## SET PROBLEM
Check every line below for the string "ТЕХНИКИ", and copy the lines that contain it.

## INFORMATION SHOWN
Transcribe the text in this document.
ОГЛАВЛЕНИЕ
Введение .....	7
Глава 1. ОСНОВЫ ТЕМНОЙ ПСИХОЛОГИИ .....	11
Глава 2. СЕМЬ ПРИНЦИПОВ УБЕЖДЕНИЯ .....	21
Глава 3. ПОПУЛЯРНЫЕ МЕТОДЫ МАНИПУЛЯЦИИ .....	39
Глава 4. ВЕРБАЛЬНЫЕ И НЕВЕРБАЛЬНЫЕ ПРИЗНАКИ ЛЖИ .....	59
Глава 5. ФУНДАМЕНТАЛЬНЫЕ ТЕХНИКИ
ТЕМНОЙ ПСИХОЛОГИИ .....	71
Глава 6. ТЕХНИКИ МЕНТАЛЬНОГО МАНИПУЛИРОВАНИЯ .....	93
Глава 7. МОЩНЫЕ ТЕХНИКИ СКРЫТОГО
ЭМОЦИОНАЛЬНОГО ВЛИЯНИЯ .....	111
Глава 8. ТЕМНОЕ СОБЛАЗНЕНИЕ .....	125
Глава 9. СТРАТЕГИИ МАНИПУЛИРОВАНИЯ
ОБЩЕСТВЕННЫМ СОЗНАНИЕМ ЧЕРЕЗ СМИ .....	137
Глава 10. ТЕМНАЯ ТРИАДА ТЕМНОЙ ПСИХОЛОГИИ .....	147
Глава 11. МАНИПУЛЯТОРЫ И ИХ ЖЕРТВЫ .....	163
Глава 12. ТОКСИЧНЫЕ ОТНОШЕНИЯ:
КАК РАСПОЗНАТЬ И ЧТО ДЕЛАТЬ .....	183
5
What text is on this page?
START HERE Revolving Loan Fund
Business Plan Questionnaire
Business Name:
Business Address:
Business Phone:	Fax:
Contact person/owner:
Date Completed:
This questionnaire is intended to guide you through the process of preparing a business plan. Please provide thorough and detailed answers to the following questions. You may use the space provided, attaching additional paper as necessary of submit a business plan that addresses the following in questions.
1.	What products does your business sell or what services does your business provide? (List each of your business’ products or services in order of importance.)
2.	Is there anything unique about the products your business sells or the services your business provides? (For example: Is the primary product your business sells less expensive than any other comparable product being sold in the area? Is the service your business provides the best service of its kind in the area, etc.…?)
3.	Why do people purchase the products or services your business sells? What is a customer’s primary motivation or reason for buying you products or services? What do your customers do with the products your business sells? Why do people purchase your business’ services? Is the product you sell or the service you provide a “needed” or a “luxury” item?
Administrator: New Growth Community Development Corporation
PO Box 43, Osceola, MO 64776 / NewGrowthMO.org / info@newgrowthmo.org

## IN RESPONSE
Глава 5. ФУНДАМЕНТАЛЬНЫЕ ТЕХНИКИ
Глава 6. ТЕХНИКИ МЕНТАЛЬНОГО МАНИПУЛИРОВАНИЯ .....	93
Глава 7. МОЩНЫЕ ТЕХНИКИ СКРЫТОГО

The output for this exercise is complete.